● EXERCISE AIM
Would you return the complete listing below word for word?

(Dataset items)
------------------------------------------------

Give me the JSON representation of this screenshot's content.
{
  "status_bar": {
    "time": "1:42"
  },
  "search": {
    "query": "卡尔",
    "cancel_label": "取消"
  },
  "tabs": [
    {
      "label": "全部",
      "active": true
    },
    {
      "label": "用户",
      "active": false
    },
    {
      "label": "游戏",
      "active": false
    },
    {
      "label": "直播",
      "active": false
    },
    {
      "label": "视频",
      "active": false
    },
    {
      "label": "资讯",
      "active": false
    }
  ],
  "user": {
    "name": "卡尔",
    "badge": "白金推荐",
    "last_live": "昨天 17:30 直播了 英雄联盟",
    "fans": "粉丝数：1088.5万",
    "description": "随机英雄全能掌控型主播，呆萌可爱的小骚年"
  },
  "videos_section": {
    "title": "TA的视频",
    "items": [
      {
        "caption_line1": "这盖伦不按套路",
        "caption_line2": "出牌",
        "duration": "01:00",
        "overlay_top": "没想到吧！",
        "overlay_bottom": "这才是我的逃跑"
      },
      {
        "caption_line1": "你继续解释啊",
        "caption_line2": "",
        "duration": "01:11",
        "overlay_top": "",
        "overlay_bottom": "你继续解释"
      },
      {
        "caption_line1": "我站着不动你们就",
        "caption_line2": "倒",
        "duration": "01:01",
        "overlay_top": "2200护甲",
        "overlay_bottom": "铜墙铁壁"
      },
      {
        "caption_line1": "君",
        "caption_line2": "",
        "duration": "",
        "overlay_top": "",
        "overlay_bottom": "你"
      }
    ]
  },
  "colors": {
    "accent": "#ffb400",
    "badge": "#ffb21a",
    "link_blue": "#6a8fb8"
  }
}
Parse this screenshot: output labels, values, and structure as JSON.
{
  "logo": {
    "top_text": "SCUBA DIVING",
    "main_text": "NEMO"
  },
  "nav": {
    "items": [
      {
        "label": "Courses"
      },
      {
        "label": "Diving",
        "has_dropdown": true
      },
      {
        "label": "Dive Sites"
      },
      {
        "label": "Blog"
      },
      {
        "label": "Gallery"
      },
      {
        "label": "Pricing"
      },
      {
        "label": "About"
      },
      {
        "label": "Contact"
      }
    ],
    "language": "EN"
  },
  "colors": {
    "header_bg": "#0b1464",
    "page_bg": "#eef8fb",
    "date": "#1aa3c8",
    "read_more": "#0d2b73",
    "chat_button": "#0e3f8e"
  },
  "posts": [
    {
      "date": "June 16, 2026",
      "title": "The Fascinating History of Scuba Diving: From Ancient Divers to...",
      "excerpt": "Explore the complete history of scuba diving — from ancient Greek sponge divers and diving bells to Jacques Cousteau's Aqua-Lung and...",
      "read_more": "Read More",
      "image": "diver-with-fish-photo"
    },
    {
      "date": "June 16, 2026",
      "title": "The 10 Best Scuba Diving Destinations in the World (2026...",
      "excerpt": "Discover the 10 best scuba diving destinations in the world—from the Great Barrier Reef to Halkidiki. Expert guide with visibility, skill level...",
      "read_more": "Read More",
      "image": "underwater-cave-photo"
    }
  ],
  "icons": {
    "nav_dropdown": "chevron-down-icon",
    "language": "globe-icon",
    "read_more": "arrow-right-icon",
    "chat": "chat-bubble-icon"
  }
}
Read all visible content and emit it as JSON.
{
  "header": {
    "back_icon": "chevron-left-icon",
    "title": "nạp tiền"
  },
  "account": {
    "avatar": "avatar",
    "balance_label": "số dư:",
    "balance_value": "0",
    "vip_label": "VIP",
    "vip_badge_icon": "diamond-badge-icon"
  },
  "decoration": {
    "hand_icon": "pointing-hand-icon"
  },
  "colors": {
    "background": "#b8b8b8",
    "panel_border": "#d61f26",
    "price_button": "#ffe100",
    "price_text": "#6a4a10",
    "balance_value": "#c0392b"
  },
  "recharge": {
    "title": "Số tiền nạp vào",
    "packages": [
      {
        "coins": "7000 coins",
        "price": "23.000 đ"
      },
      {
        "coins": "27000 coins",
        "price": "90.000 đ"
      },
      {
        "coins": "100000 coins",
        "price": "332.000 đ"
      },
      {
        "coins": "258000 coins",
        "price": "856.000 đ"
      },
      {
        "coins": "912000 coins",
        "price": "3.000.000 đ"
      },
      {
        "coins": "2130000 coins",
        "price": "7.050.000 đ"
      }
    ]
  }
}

------------------------------------------------

● WRITTEN ANSWER
Give me the JSON representation of this screenshot's content.
{
  "status_bar": {
    "time": "1:42"
  },
  "search": {
    "query": "卡尔",
    "cancel_label": "取消"
  },
  "tabs": [
    {
      "label": "全部",
      "active": true
    },
    {
      "label": "用户",
      "active": false
    },
    {
      "label": "游戏",
      "active": false
    },
    {
      "label": "直播",
      "active": false
    },
    {
      "label": "视频",
      "active": false
    },
    {
      "label": "资讯",
      "active": false
    }
  ],
  "user": {
    "name": "卡尔",
    "badge": "白金推荐",
    "last_live": "昨天 17:30 直播了 英雄联盟",
    "fans": "粉丝数：1088.5万",
    "description": "随机英雄全能掌控型主播，呆萌可爱的小骚年"
  },
  "videos_section": {
    "title": "TA的视频",
    "items": [
      {
        "caption_line1": "这盖伦不按套路",
        "caption_line2": "出牌",
        "duration": "01:00",
        "overlay_top": "没想到吧！",
        "overlay_bottom": "这才是我的逃跑"
      },
      {
        "caption_line1": "你继续解释啊",
        "caption_line2": "",
        "duration": "01:11",
        "overlay_top": "",
        "overlay_bottom": "你继续解释"
      },
      {
        "caption_line1": "我站着不动你们就",
        "caption_line2": "倒",
        "duration": "01:01",
        "overlay_top": "2200护甲",
        "overlay_bottom": "铜墙铁壁"
      },
      {
        "caption_line1": "君",
        "caption_line2": "",
        "duration": "",
        "overlay_top": "",
        "overlay_bottom": "你"
      }
    ]
  },
  "colors": {
    "accent": "#ffb400",
    "badge": "#ffb21a",
    "link_blue": "#6a8fb8"
  }
}
Parse this screenshot: output labels, values, and structure as JSON.
{
  "logo": {
    "top_text": "SCUBA DIVING",
    "main_text": "NEMO"
  },
  "nav": {
    "items": [
      {
        "label": "Courses"
      },
      {
        "label": "Diving",
        "has_dropdown": true
      },
      {
        "label": "Dive Sites"
      },
      {
        "label": "Blog"
      },
      {
        "label": "Gallery"
      },
      {
        "label": "Pricing"
      },
      {
        "label": "About"
      },
      {
        "label": "Contact"
      }
    ],
    "language": "EN"
  },
  "colors": {
    "header_bg": "#0b1464",
    "page_bg": "#eef8fb",
    "date": "#1aa3c8",
    "read_more": "#0d2b73",
    "chat_button": "#0e3f8e"
  },
  "posts": [
    {
      "date": "June 16, 2026",
      "title": "The Fascinating History of Scuba Diving: From Ancient Divers to...",
      "excerpt": "Explore the complete history of scuba diving — from ancient Greek sponge divers and diving bells to Jacques Cousteau's Aqua-Lung and...",
      "read_more": "Read More",
      "image": "diver-with-fish-photo"
    },
    {
      "date": "June 16, 2026",
      "title": "The 10 Best Scuba Diving Destinations in the World (2026...",
      "excerpt": "Discover the 10 best scuba diving destinations in the world—from the Great Barrier Reef to Halkidiki. Expert guide with visibility, skill level...",
      "read_more": "Read More",
      "image": "underwater-cave-photo"
    }
  ],
  "icons": {
    "nav_dropdown": "chevron-down-icon",
    "language": "globe-icon",
    "read_more": "arrow-right-icon",
    "chat": "chat-bubble-icon"
  }
}
Read all visible content and emit it as JSON.
{
  "header": {
    "back_icon": "chevron-left-icon",
    "title": "nạp tiền"
  },
  "account": {
    "avatar": "avatar",
    "balance_label": "số dư:",
    "balance_value": "0",
    "vip_label": "VIP",
    "vip_badge_icon": "diamond-badge-icon"
  },
  "decoration": {
    "hand_icon": "pointing-hand-icon"
  },
  "colors": {
    "background": "#b8b8b8",
    "panel_border": "#d61f26",
    "price_button": "#ffe100",
    "price_text": "#6a4a10",
    "balance_value": "#c0392b"
  },
  "recharge": {
    "title": "Số tiền nạp vào",
    "packages": [
      {
        "coins": "7000 coins",
        "price": "23.000 đ"
      },
      {
        "coins": "27000 coins",
        "price": "90.000 đ"
      },
      {
        "coins": "100000 coins",
        "price": "332.000 đ"
      },
      {
        "coins": "258000 coins",
        "price": "856.000 đ"
      },
      {
        "coins": "912000 coins",
        "price": "3.000.000 đ"
      },
      {
        "coins": "2130000 coins",
        "price": "7.050.000 đ"
      }
    ]
  }
}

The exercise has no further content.